Short exercise:
Your job is to restate each entry word for word.
* START Materials provided *
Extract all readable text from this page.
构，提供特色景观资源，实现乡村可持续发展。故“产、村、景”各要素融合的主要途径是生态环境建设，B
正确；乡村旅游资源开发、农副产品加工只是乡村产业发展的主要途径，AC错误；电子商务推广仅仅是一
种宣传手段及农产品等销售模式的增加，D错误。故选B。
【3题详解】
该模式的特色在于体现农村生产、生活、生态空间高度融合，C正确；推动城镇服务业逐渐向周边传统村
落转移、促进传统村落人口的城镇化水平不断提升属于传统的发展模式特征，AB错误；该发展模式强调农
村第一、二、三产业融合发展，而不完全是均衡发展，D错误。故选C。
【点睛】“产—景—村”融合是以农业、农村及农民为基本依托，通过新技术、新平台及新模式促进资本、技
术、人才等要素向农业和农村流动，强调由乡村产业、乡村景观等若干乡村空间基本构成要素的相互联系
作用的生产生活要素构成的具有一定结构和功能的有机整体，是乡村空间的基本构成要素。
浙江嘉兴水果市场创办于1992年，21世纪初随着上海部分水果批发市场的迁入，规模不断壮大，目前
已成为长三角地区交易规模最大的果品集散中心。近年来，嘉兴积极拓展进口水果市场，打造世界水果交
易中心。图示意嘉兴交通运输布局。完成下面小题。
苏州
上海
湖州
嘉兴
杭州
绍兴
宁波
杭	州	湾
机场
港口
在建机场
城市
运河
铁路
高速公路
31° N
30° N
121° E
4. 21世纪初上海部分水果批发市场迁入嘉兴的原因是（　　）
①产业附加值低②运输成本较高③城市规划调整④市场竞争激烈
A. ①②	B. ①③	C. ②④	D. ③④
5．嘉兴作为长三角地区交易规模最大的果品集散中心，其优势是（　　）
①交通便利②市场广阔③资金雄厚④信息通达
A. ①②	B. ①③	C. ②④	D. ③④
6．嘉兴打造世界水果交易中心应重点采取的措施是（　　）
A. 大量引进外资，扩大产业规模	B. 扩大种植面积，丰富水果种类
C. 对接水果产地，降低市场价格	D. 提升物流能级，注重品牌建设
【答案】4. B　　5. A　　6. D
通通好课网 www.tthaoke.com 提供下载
* END Materials provided *
Written reply:
Extract all readable text from this page.
构，提供特色景观资源，实现乡村可持续发展。故“产、村、景”各要素融合的主要途径是生态环境建设，B
正确；乡村旅游资源开发、农副产品加工只是乡村产业发展的主要途径，AC错误；电子商务推广仅仅是一
种宣传手段及农产品等销售模式的增加，D错误。故选B。
【3题详解】
该模式的特色在于体现农村生产、生活、生态空间高度融合，C正确；推动城镇服务业逐渐向周边传统村
落转移、促进传统村落人口的城镇化水平不断提升属于传统的发展模式特征，AB错误；该发展模式强调农
村第一、二、三产业融合发展，而不完全是均衡发展，D错误。故选C。
【点睛】“产—景—村”融合是以农业、农村及农民为基本依托，通过新技术、新平台及新模式促进资本、技
术、人才等要素向农业和农村流动，强调由乡村产业、乡村景观等若干乡村空间基本构成要素的相互联系
作用的生产生活要素构成的具有一定结构和功能的有机整体，是乡村空间的基本构成要素。
浙江嘉兴水果市场创办于1992年，21世纪初随着上海部分水果批发市场的迁入，规模不断壮大，目前
已成为长三角地区交易规模最大的果品集散中心。近年来，嘉兴积极拓展进口水果市场，打造世界水果交
易中心。图示意嘉兴交通运输布局。完成下面小题。
苏州
上海
湖州
嘉兴
杭州
绍兴
宁波
杭	州	湾
机场
港口
在建机场
城市
运河
铁路
高速公路
31° N
30° N
121° E
4. 21世纪初上海部分水果批发市场迁入嘉兴的原因是（　　）
①产业附加值低②运输成本较高③城市规划调整④市场竞争激烈
A. ①②	B. ①③	C. ②④	D. ③④
5．嘉兴作为长三角地区交易规模最大的果品集散中心，其优势是（　　）
①交通便利②市场广阔③资金雄厚④信息通达
A. ①②	B. ①③	C. ②④	D. ③④
6．嘉兴打造世界水果交易中心应重点采取的措施是（　　）
A. 大量引进外资，扩大产业规模	B. 扩大种植面积，丰富水果种类
C. 对接水果产地，降低市场价格	D. 提升物流能级，注重品牌建设
【答案】4. B　　5. A　　6. D
通通好课网 www.tthaoke.com 提供下载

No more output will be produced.